Requirements: Return the whole listing, keeping every character the same.

Material for this exercise:
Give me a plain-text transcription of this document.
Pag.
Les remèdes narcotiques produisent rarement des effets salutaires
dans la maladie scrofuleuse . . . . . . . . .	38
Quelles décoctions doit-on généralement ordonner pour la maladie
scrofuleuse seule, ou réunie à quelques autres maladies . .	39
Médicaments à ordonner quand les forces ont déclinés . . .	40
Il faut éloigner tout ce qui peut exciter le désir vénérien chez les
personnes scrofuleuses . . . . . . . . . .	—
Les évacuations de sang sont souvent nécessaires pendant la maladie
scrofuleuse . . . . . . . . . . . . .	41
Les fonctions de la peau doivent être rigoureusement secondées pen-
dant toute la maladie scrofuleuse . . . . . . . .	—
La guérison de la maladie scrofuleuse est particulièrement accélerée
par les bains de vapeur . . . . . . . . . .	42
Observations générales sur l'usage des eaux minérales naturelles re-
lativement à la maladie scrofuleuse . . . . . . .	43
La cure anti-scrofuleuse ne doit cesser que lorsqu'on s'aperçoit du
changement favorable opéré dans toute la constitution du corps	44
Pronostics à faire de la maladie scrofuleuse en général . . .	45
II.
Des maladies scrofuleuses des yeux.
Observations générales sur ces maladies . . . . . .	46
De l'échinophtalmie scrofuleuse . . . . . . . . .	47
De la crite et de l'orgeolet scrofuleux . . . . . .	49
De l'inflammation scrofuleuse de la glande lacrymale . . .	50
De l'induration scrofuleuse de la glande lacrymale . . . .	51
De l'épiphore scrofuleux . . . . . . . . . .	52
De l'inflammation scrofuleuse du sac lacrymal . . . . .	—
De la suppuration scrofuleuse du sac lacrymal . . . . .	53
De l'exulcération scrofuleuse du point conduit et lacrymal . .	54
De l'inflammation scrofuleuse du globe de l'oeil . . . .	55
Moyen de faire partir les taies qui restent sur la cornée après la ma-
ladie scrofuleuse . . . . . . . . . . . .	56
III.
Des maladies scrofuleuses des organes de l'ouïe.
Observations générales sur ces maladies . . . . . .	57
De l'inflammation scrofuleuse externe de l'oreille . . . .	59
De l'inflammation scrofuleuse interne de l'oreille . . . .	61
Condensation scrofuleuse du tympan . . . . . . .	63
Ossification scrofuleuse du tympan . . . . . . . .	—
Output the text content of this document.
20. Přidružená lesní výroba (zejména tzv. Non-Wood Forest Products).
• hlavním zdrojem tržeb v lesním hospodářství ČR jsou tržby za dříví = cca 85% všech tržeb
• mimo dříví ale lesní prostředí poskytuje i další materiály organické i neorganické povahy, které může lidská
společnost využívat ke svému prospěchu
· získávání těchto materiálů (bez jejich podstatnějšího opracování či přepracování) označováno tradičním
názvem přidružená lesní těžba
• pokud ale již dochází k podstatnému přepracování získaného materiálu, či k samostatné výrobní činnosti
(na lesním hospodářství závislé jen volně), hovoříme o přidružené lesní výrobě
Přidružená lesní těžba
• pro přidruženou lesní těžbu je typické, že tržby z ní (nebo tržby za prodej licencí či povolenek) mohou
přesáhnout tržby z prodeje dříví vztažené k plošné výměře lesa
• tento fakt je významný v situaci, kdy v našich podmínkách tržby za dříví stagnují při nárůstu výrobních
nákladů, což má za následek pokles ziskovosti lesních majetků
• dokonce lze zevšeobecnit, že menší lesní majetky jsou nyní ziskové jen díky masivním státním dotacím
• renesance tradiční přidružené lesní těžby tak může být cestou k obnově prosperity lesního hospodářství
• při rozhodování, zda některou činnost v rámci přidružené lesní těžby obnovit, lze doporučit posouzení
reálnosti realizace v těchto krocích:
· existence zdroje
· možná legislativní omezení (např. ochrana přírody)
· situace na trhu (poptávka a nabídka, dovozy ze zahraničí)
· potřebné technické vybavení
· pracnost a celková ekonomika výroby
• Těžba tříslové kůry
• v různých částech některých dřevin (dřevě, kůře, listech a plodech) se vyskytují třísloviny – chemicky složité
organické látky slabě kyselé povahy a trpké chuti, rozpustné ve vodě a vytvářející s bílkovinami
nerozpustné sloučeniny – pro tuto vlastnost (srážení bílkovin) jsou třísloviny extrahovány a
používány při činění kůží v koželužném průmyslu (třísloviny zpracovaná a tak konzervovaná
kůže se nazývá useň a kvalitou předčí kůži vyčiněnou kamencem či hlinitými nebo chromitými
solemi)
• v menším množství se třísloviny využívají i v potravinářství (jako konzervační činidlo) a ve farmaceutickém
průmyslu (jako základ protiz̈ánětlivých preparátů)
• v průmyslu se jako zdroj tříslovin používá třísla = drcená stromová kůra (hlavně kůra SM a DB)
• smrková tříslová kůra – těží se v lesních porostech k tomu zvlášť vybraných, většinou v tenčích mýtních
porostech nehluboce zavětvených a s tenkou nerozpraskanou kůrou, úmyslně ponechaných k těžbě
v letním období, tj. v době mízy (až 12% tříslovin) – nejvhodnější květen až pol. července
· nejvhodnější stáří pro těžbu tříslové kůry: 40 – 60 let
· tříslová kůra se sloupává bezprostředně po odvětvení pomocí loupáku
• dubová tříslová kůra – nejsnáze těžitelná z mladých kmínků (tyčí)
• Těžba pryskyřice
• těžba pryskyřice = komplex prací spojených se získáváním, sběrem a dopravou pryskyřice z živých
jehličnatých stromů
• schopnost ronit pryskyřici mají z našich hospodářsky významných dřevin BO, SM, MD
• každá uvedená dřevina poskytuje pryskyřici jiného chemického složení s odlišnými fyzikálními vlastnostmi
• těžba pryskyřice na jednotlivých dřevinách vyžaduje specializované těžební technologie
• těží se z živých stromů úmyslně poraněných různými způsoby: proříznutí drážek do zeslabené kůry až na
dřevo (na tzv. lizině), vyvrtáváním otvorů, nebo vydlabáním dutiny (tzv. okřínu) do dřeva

Output below:
Give me a plain-text transcription of this document.
Pag.
Les remèdes narcotiques produisent rarement des effets salutaires
dans la maladie scrofuleuse . . . . . . . . .	38
Quelles décoctions doit-on généralement ordonner pour la maladie
scrofuleuse seule, ou réunie à quelques autres maladies . .	39
Médicaments à ordonner quand les forces ont déclinés . . .	40
Il faut éloigner tout ce qui peut exciter le désir vénérien chez les
personnes scrofuleuses . . . . . . . . . .	—
Les évacuations de sang sont souvent nécessaires pendant la maladie
scrofuleuse . . . . . . . . . . . . .	41
Les fonctions de la peau doivent être rigoureusement secondées pen-
dant toute la maladie scrofuleuse . . . . . . . .	—
La guérison de la maladie scrofuleuse est particulièrement accélerée
par les bains de vapeur . . . . . . . . . .	42
Observations générales sur l'usage des eaux minérales naturelles re-
lativement à la maladie scrofuleuse . . . . . . .	43
La cure anti-scrofuleuse ne doit cesser que lorsqu'on s'aperçoit du
changement favorable opéré dans toute la constitution du corps	44
Pronostics à faire de la maladie scrofuleuse en général . . .	45
II.
Des maladies scrofuleuses des yeux.
Observations générales sur ces maladies . . . . . .	46
De l'échinophtalmie scrofuleuse . . . . . . . . .	47
De la crite et de l'orgeolet scrofuleux . . . . . .	49
De l'inflammation scrofuleuse de la glande lacrymale . . .	50
De l'induration scrofuleuse de la glande lacrymale . . . .	51
De l'épiphore scrofuleux . . . . . . . . . .	52
De l'inflammation scrofuleuse du sac lacrymal . . . . .	—
De la suppuration scrofuleuse du sac lacrymal . . . . .	53
De l'exulcération scrofuleuse du point conduit et lacrymal . .	54
De l'inflammation scrofuleuse du globe de l'oeil . . . .	55
Moyen de faire partir les taies qui restent sur la cornée après la ma-
ladie scrofuleuse . . . . . . . . . . . .	56
III.
Des maladies scrofuleuses des organes de l'ouïe.
Observations générales sur ces maladies . . . . . .	57
De l'inflammation scrofuleuse externe de l'oreille . . . .	59
De l'inflammation scrofuleuse interne de l'oreille . . . .	61
Condensation scrofuleuse du tympan . . . . . . .	63
Ossification scrofuleuse du tympan . . . . . . . .	—
Output the text content of this document.
20. Přidružená lesní výroba (zejména tzv. Non-Wood Forest Products).
• hlavním zdrojem tržeb v lesním hospodářství ČR jsou tržby za dříví = cca 85% všech tržeb
• mimo dříví ale lesní prostředí poskytuje i další materiály organické i neorganické povahy, které může lidská
společnost využívat ke svému prospěchu
· získávání těchto materiálů (bez jejich podstatnějšího opracování či přepracování) označováno tradičním
názvem přidružená lesní těžba
• pokud ale již dochází k podstatnému přepracování získaného materiálu, či k samostatné výrobní činnosti
(na lesním hospodářství závislé jen volně), hovoříme o přidružené lesní výrobě
Přidružená lesní těžba
• pro přidruženou lesní těžbu je typické, že tržby z ní (nebo tržby za prodej licencí či povolenek) mohou
přesáhnout tržby z prodeje dříví vztažené k plošné výměře lesa
• tento fakt je významný v situaci, kdy v našich podmínkách tržby za dříví stagnují při nárůstu výrobních
nákladů, což má za následek pokles ziskovosti lesních majetků
• dokonce lze zevšeobecnit, že menší lesní majetky jsou nyní ziskové jen díky masivním státním dotacím
• renesance tradiční přidružené lesní těžby tak může být cestou k obnově prosperity lesního hospodářství
• při rozhodování, zda některou činnost v rámci přidružené lesní těžby obnovit, lze doporučit posouzení
reálnosti realizace v těchto krocích:
· existence zdroje
· možná legislativní omezení (např. ochrana přírody)
· situace na trhu (poptávka a nabídka, dovozy ze zahraničí)
· potřebné technické vybavení
· pracnost a celková ekonomika výroby
• Těžba tříslové kůry
• v různých částech některých dřevin (dřevě, kůře, listech a plodech) se vyskytují třísloviny – chemicky složité
organické látky slabě kyselé povahy a trpké chuti, rozpustné ve vodě a vytvářející s bílkovinami
nerozpustné sloučeniny – pro tuto vlastnost (srážení bílkovin) jsou třísloviny extrahovány a
používány při činění kůží v koželužném průmyslu (třísloviny zpracovaná a tak konzervovaná
kůže se nazývá useň a kvalitou předčí kůži vyčiněnou kamencem či hlinitými nebo chromitými
solemi)
• v menším množství se třísloviny využívají i v potravinářství (jako konzervační činidlo) a ve farmaceutickém
průmyslu (jako základ protiz̈ánětlivých preparátů)
• v průmyslu se jako zdroj tříslovin používá třísla = drcená stromová kůra (hlavně kůra SM a DB)
• smrková tříslová kůra – těží se v lesních porostech k tomu zvlášť vybraných, většinou v tenčích mýtních
porostech nehluboce zavětvených a s tenkou nerozpraskanou kůrou, úmyslně ponechaných k těžbě
v letním období, tj. v době mízy (až 12% tříslovin) – nejvhodnější květen až pol. července
· nejvhodnější stáří pro těžbu tříslové kůry: 40 – 60 let
· tříslová kůra se sloupává bezprostředně po odvětvení pomocí loupáku
• dubová tříslová kůra – nejsnáze těžitelná z mladých kmínků (tyčí)
• Těžba pryskyřice
• těžba pryskyřice = komplex prací spojených se získáváním, sběrem a dopravou pryskyřice z živých
jehličnatých stromů
• schopnost ronit pryskyřici mají z našich hospodářsky významných dřevin BO, SM, MD
• každá uvedená dřevina poskytuje pryskyřici jiného chemického složení s odlišnými fyzikálními vlastnostmi
• těžba pryskyřice na jednotlivých dřevinách vyžaduje specializované těžební technologie
• těží se z živých stromů úmyslně poraněných různými způsoby: proříznutí drážek do zeslabené kůry až na
dřevo (na tzv. lizině), vyvrtáváním otvorů, nebo vydlabáním dutiny (tzv. okřínu) do dřeva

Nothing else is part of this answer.